Collected data entries:
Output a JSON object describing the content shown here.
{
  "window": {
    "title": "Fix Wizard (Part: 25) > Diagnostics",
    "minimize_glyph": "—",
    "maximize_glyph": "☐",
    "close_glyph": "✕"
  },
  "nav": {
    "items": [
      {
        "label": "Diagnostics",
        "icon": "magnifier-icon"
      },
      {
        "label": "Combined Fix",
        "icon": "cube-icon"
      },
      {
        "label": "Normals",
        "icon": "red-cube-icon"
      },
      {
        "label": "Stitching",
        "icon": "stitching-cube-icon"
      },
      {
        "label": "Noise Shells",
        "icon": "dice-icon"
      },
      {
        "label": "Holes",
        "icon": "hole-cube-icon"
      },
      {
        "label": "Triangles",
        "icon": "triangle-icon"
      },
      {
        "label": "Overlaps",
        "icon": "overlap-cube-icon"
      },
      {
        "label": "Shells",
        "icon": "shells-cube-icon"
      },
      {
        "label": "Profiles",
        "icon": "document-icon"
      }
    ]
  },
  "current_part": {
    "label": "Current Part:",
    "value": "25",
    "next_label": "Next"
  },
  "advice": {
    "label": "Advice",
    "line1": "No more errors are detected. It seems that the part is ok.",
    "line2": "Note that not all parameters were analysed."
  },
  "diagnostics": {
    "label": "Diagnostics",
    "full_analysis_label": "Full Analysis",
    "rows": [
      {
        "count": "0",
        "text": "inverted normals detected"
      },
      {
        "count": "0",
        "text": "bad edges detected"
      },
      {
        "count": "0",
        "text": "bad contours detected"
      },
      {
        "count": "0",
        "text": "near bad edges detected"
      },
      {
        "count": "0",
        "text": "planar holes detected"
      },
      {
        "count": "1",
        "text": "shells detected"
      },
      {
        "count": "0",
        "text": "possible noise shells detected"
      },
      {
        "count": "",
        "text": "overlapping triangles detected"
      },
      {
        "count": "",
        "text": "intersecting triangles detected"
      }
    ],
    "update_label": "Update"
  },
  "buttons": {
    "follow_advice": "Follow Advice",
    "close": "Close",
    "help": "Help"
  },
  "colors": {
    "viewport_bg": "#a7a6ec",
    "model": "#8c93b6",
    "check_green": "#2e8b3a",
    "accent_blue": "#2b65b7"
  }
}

- Exercise prompt
Give back the data above exactly as it appears.

- Exercise result
Output a JSON object describing the content shown here.
{
  "window": {
    "title": "Fix Wizard (Part: 25) > Diagnostics",
    "minimize_glyph": "—",
    "maximize_glyph": "☐",
    "close_glyph": "✕"
  },
  "nav": {
    "items": [
      {
        "label": "Diagnostics",
        "icon": "magnifier-icon"
      },
      {
        "label": "Combined Fix",
        "icon": "cube-icon"
      },
      {
        "label": "Normals",
        "icon": "red-cube-icon"
      },
      {
        "label": "Stitching",
        "icon": "stitching-cube-icon"
      },
      {
        "label": "Noise Shells",
        "icon": "dice-icon"
      },
      {
        "label": "Holes",
        "icon": "hole-cube-icon"
      },
      {
        "label": "Triangles",
        "icon": "triangle-icon"
      },
      {
        "label": "Overlaps",
        "icon": "overlap-cube-icon"
      },
      {
        "label": "Shells",
        "icon": "shells-cube-icon"
      },
      {
        "label": "Profiles",
        "icon": "document-icon"
      }
    ]
  },
  "current_part": {
    "label": "Current Part:",
    "value": "25",
    "next_label": "Next"
  },
  "advice": {
    "label": "Advice",
    "line1": "No more errors are detected. It seems that the part is ok.",
    "line2": "Note that not all parameters were analysed."
  },
  "diagnostics": {
    "label": "Diagnostics",
    "full_analysis_label": "Full Analysis",
    "rows": [
      {
        "count": "0",
        "text": "inverted normals detected"
      },
      {
        "count": "0",
        "text": "bad edges detected"
      },
      {
        "count": "0",
        "text": "bad contours detected"
      },
      {
        "count": "0",
        "text": "near bad edges detected"
      },
      {
        "count": "0",
        "text": "planar holes detected"
      },
      {
        "count": "1",
        "text": "shells detected"
      },
      {
        "count": "0",
        "text": "possible noise shells detected"
      },
      {
        "count": "",
        "text": "overlapping triangles detected"
      },
      {
        "count": "",
        "text": "intersecting triangles detected"
      }
    ],
    "update_label": "Update"
  },
  "buttons": {
    "follow_advice": "Follow Advice",
    "close": "Close",
    "help": "Help"
  },
  "colors": {
    "viewport_bg": "#a7a6ec",
    "model": "#8c93b6",
    "check_green": "#2e8b3a",
    "accent_blue": "#2b65b7"
  }
}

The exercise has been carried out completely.